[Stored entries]
┌────────

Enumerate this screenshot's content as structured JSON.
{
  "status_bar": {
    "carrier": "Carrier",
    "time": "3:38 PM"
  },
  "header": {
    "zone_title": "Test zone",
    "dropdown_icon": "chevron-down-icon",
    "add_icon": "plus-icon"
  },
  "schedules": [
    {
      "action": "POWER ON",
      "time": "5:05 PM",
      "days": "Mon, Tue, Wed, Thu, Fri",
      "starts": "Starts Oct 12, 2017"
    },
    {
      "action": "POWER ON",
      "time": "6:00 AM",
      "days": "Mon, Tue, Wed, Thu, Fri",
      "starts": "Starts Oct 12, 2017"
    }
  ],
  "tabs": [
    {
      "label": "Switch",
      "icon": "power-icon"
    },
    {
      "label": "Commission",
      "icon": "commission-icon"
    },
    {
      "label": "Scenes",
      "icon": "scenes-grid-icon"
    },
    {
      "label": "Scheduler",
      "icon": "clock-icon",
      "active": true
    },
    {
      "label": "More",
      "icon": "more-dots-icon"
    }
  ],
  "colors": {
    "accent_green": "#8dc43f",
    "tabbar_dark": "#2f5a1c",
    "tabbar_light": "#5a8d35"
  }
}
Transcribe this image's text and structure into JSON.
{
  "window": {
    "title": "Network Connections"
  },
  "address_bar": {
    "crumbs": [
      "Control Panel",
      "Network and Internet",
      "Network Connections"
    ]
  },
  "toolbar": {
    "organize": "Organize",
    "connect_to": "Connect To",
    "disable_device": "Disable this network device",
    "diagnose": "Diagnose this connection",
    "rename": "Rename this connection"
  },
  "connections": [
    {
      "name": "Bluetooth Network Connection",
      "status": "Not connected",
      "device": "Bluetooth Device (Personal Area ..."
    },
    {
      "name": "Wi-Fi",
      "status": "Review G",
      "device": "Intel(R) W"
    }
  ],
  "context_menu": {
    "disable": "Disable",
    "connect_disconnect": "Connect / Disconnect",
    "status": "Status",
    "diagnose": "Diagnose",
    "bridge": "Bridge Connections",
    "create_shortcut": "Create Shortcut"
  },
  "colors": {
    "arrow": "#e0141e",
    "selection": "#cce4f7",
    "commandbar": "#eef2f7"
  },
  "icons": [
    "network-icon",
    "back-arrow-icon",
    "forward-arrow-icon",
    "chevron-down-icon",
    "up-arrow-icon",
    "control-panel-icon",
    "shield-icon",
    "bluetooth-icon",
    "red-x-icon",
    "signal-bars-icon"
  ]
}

└────────

### GOAL OF THE EXERCISE
Copy each line of the data above without altering a single character.

### EXERCISE ANSWER
Enumerate this screenshot's content as structured JSON.
{
  "status_bar": {
    "carrier": "Carrier",
    "time": "3:38 PM"
  },
  "header": {
    "zone_title": "Test zone",
    "dropdown_icon": "chevron-down-icon",
    "add_icon": "plus-icon"
  },
  "schedules": [
    {
      "action": "POWER ON",
      "time": "5:05 PM",
      "days": "Mon, Tue, Wed, Thu, Fri",
      "starts": "Starts Oct 12, 2017"
    },
    {
      "action": "POWER ON",
      "time": "6:00 AM",
      "days": "Mon, Tue, Wed, Thu, Fri",
      "starts": "Starts Oct 12, 2017"
    }
  ],
  "tabs": [
    {
      "label": "Switch",
      "icon": "power-icon"
    },
    {
      "label": "Commission",
      "icon": "commission-icon"
    },
    {
      "label": "Scenes",
      "icon": "scenes-grid-icon"
    },
    {
      "label": "Scheduler",
      "icon": "clock-icon",
      "active": true
    },
    {
      "label": "More",
      "icon": "more-dots-icon"
    }
  ],
  "colors": {
    "accent_green": "#8dc43f",
    "tabbar_dark": "#2f5a1c",
    "tabbar_light": "#5a8d35"
  }
}
Transcribe this image's text and structure into JSON.
{
  "window": {
    "title": "Network Connections"
  },
  "address_bar": {
    "crumbs": [
      "Control Panel",
      "Network and Internet",
      "Network Connections"
    ]
  },
  "toolbar": {
    "organize": "Organize",
    "connect_to": "Connect To",
    "disable_device": "Disable this network device",
    "diagnose": "Diagnose this connection",
    "rename": "Rename this connection"
  },
  "connections": [
    {
      "name": "Bluetooth Network Connection",
      "status": "Not connected",
      "device": "Bluetooth Device (Personal Area ..."
    },
    {
      "name": "Wi-Fi",
      "status": "Review G",
      "device": "Intel(R) W"
    }
  ],
  "context_menu": {
    "disable": "Disable",
    "connect_disconnect": "Connect / Disconnect",
    "status": "Status",
    "diagnose": "Diagnose",
    "bridge": "Bridge Connections",
    "create_shortcut": "Create Shortcut"
  },
  "colors": {
    "arrow": "#e0141e",
    "selection": "#cce4f7",
    "commandbar": "#eef2f7"
  },
  "icons": [
    "network-icon",
    "back-arrow-icon",
    "forward-arrow-icon",
    "chevron-down-icon",
    "up-arrow-icon",
    "control-panel-icon",
    "shield-icon",
    "bluetooth-icon",
    "red-x-icon",
    "signal-bars-icon"
  ]
}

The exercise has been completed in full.